Task to carry out:
Write out the listing in full, matching it word for word.

(Figure record extracts)
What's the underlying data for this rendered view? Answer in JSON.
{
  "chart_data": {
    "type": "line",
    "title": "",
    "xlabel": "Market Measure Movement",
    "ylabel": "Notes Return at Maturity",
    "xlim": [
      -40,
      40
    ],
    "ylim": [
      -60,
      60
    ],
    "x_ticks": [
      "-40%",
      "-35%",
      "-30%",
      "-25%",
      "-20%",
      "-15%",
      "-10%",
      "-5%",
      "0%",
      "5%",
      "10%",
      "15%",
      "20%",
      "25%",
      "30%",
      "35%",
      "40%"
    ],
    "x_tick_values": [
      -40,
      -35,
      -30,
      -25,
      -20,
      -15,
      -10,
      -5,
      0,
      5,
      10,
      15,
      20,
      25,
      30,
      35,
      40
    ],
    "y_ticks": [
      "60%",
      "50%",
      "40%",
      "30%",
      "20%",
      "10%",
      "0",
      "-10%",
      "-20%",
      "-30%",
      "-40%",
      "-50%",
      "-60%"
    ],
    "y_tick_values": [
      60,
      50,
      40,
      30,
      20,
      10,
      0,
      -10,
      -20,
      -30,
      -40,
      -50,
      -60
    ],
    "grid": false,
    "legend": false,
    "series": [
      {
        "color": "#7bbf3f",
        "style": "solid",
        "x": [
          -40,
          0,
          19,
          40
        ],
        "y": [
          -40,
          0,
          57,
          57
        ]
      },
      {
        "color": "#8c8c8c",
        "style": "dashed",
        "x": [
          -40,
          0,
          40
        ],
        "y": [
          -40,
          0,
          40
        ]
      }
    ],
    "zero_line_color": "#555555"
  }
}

Finished task:
What's the underlying data for this rendered view? Answer in JSON.
{
  "chart_data": {
    "type": "line",
    "title": "",
    "xlabel": "Market Measure Movement",
    "ylabel": "Notes Return at Maturity",
    "xlim": [
      -40,
      40
    ],
    "ylim": [
      -60,
      60
    ],
    "x_ticks": [
      "-40%",
      "-35%",
      "-30%",
      "-25%",
      "-20%",
      "-15%",
      "-10%",
      "-5%",
      "0%",
      "5%",
      "10%",
      "15%",
      "20%",
      "25%",
      "30%",
      "35%",
      "40%"
    ],
    "x_tick_values": [
      -40,
      -35,
      -30,
      -25,
      -20,
      -15,
      -10,
      -5,
      0,
      5,
      10,
      15,
      20,
      25,
      30,
      35,
      40
    ],
    "y_ticks": [
      "60%",
      "50%",
      "40%",
      "30%",
      "20%",
      "10%",
      "0",
      "-10%",
      "-20%",
      "-30%",
      "-40%",
      "-50%",
      "-60%"
    ],
    "y_tick_values": [
      60,
      50,
      40,
      30,
      20,
      10,
      0,
      -10,
      -20,
      -30,
      -40,
      -50,
      -60
    ],
    "grid": false,
    "legend": false,
    "series": [
      {
        "color": "#7bbf3f",
        "style": "solid",
        "x": [
          -40,
          0,
          19,
          40
        ],
        "y": [
          -40,
          0,
          57,
          57
        ]
      },
      {
        "color": "#8c8c8c",
        "style": "dashed",
        "x": [
          -40,
          0,
          40
        ],
        "y": [
          -40,
          0,
          40
        ]
      }
    ],
    "zero_line_color": "#555555"
  }
}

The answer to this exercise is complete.